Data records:
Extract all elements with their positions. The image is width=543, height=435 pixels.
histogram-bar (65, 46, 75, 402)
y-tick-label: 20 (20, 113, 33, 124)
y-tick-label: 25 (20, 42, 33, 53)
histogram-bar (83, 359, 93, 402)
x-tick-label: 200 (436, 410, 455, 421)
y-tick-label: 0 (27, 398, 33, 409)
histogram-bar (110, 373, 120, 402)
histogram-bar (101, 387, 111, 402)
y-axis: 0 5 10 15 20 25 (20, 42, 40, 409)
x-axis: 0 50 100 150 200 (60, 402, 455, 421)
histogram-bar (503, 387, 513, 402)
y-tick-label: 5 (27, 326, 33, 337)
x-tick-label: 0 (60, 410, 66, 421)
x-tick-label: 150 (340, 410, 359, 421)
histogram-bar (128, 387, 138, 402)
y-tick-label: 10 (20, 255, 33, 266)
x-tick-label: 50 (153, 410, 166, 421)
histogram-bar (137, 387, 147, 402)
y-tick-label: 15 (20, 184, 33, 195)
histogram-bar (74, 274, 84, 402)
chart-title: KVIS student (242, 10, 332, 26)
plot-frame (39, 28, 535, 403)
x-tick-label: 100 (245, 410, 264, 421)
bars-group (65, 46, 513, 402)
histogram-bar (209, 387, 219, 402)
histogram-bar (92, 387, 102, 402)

● SHORT EXERCISE: Write out each of the lines above word for word, with nothing changed.

● FINISHED ANSWER:
Extract all elements with their positions. The image is width=543, height=435 pixels.
histogram-bar (65, 46, 75, 402)
y-tick-label: 20 (20, 113, 33, 124)
y-tick-label: 25 (20, 42, 33, 53)
histogram-bar (83, 359, 93, 402)
x-tick-label: 200 (436, 410, 455, 421)
y-tick-label: 0 (27, 398, 33, 409)
histogram-bar (110, 373, 120, 402)
histogram-bar (101, 387, 111, 402)
y-axis: 0 5 10 15 20 25 (20, 42, 40, 409)
x-axis: 0 50 100 150 200 (60, 402, 455, 421)
histogram-bar (503, 387, 513, 402)
y-tick-label: 5 (27, 326, 33, 337)
x-tick-label: 0 (60, 410, 66, 421)
x-tick-label: 150 (340, 410, 359, 421)
histogram-bar (128, 387, 138, 402)
y-tick-label: 10 (20, 255, 33, 266)
x-tick-label: 50 (153, 410, 166, 421)
histogram-bar (137, 387, 147, 402)
y-tick-label: 15 (20, 184, 33, 195)
histogram-bar (74, 274, 84, 402)
chart-title: KVIS student (242, 10, 332, 26)
plot-frame (39, 28, 535, 403)
x-tick-label: 100 (245, 410, 264, 421)
bars-group (65, 46, 513, 402)
histogram-bar (209, 387, 219, 402)
histogram-bar (92, 387, 102, 402)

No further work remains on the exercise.